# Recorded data

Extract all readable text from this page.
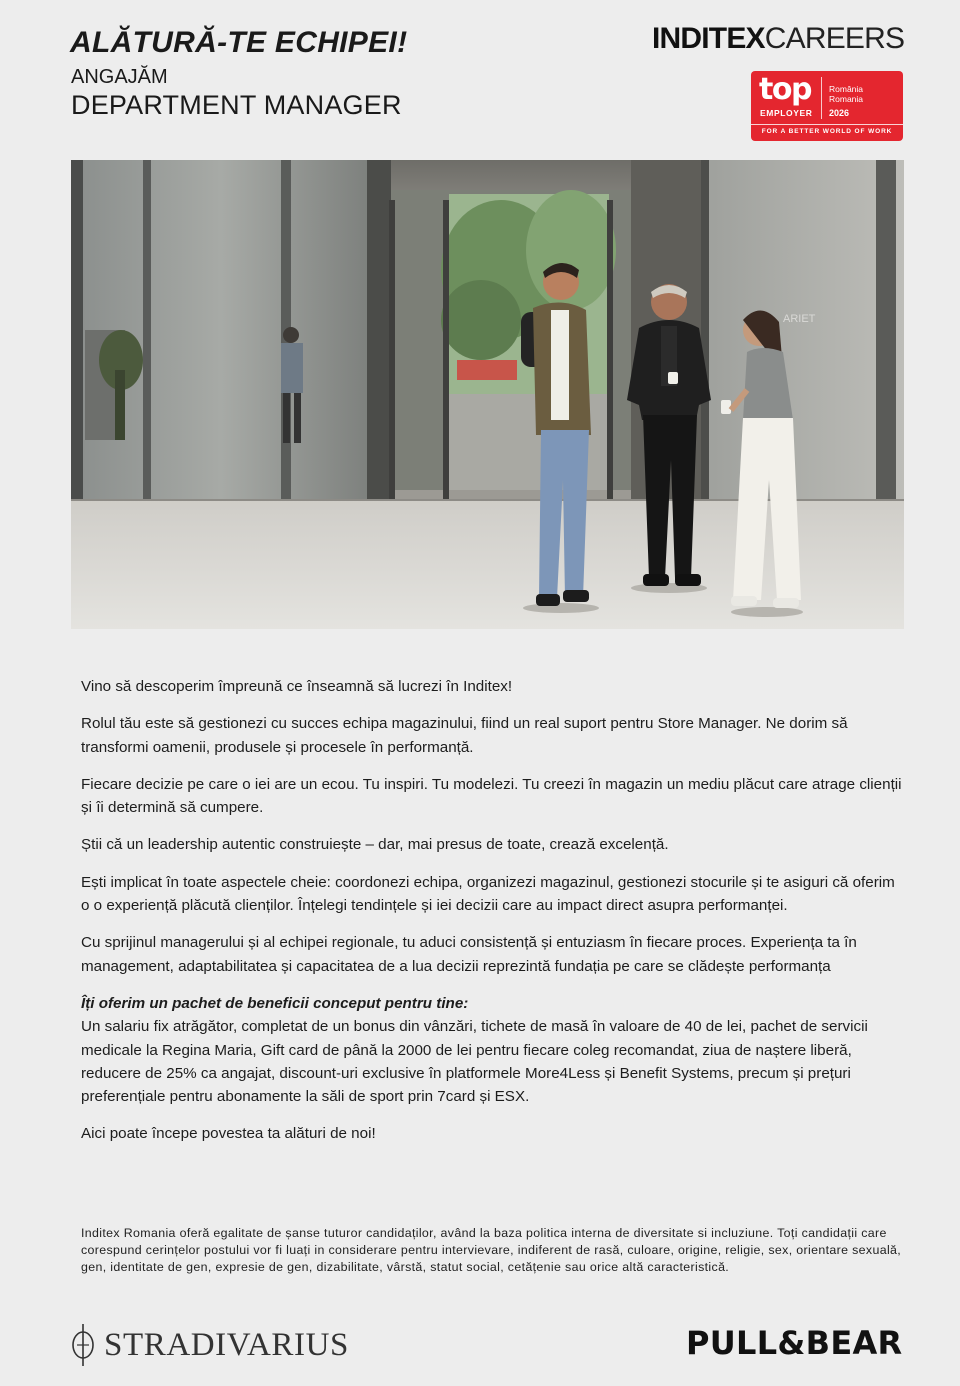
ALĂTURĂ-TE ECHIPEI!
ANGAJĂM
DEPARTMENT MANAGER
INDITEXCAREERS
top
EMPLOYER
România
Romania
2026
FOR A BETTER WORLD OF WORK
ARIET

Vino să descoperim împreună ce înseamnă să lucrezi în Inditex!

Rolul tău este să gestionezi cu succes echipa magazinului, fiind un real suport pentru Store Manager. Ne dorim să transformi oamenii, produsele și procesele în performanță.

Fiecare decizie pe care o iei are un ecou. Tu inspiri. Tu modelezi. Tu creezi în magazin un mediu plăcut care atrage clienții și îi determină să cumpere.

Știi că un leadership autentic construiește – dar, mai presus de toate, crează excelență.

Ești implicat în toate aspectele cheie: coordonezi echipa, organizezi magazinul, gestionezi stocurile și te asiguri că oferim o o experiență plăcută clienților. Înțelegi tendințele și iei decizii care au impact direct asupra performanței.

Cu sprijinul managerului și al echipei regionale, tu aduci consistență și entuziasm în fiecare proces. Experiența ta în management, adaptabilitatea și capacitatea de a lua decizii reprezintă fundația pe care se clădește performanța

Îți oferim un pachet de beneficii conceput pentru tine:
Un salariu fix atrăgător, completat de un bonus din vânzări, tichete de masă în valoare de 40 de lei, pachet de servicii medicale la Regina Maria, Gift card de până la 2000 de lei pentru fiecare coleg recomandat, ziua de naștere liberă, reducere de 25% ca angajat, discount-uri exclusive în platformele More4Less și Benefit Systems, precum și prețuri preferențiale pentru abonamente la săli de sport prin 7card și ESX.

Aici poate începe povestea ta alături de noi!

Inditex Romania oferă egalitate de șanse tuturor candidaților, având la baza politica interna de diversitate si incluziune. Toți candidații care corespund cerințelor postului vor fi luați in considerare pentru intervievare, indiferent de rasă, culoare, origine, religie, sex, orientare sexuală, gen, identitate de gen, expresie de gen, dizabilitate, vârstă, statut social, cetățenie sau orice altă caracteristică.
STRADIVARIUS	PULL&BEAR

# Aim
Quote the material in full and exactly; do not carry over its pictures.

# Answer
Extract all readable text from this page.
ALĂTURĂ-TE ECHIPEI!
ANGAJĂM
DEPARTMENT MANAGER
INDITEXCAREERS
top
EMPLOYER
România
Romania
2026
FOR A BETTER WORLD OF WORK
ARIET

Vino să descoperim împreună ce înseamnă să lucrezi în Inditex!

Rolul tău este să gestionezi cu succes echipa magazinului, fiind un real suport pentru Store Manager. Ne dorim să transformi oamenii, produsele și procesele în performanță.

Fiecare decizie pe care o iei are un ecou. Tu inspiri. Tu modelezi. Tu creezi în magazin un mediu plăcut care atrage clienții și îi determină să cumpere.

Știi că un leadership autentic construiește – dar, mai presus de toate, crează excelență.

Ești implicat în toate aspectele cheie: coordonezi echipa, organizezi magazinul, gestionezi stocurile și te asiguri că oferim o o experiență plăcută clienților. Înțelegi tendințele și iei decizii care au impact direct asupra performanței.

Cu sprijinul managerului și al echipei regionale, tu aduci consistență și entuziasm în fiecare proces. Experiența ta în management, adaptabilitatea și capacitatea de a lua decizii reprezintă fundația pe care se clădește performanța

Îți oferim un pachet de beneficii conceput pentru tine:
Un salariu fix atrăgător, completat de un bonus din vânzări, tichete de masă în valoare de 40 de lei, pachet de servicii medicale la Regina Maria, Gift card de până la 2000 de lei pentru fiecare coleg recomandat, ziua de naștere liberă, reducere de 25% ca angajat, discount-uri exclusive în platformele More4Less și Benefit Systems, precum și prețuri preferențiale pentru abonamente la săli de sport prin 7card și ESX.

Aici poate începe povestea ta alături de noi!

Inditex Romania oferă egalitate de șanse tuturor candidaților, având la baza politica interna de diversitate si incluziune. Toți candidații care corespund cerințelor postului vor fi luați in considerare pentru intervievare, indiferent de rasă, culoare, origine, religie, sex, orientare sexuală, gen, identitate de gen, expresie de gen, dizabilitate, vârstă, statut social, cetățenie sau orice altă caracteristică.
STRADIVARIUS	PULL&BEAR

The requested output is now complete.